◆ To do ◆
Report every line from the material that contains the word "JSON".
# # # # #
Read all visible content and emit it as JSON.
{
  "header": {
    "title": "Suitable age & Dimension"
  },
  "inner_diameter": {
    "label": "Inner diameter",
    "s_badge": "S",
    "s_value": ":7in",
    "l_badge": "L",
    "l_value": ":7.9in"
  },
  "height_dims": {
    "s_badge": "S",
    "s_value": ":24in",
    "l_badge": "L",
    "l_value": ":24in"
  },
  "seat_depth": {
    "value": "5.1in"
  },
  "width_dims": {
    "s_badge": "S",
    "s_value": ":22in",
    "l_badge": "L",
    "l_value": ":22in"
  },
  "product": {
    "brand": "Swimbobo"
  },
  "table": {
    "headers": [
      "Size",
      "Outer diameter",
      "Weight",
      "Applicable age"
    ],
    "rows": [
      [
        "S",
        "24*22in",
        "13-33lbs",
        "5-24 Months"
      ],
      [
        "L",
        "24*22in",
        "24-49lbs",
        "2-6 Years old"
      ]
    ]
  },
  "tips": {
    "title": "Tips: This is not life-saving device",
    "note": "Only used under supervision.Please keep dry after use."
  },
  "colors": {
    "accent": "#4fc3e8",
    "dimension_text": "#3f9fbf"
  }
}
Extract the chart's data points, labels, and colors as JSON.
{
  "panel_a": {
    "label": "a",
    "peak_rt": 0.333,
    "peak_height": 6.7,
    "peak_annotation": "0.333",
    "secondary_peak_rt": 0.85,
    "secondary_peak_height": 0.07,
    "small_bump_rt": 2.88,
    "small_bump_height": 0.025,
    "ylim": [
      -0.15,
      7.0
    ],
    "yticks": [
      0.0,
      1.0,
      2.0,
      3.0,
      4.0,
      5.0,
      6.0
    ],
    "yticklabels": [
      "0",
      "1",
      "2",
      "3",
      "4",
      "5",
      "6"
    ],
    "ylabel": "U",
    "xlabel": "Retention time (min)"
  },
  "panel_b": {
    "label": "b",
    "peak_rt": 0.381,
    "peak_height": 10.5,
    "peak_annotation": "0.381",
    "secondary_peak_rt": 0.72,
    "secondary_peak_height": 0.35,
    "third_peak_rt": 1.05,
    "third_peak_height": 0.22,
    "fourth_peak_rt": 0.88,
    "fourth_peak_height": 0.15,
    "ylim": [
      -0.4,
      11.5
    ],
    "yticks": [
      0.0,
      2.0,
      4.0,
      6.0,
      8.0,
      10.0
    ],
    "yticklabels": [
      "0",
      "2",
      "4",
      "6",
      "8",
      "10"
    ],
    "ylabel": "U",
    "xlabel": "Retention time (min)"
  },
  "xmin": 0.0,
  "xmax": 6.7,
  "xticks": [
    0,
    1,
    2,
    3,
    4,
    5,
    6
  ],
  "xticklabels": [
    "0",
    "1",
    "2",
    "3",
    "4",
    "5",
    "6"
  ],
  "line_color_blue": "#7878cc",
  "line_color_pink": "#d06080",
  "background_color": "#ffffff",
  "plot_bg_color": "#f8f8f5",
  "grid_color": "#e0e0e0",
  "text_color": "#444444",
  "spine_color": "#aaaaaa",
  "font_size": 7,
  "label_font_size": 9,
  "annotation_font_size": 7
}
# # # # #
◆ Full response ◆
Read all visible content and emit it as JSON.
Extract the chart's data points, labels, and colors as JSON.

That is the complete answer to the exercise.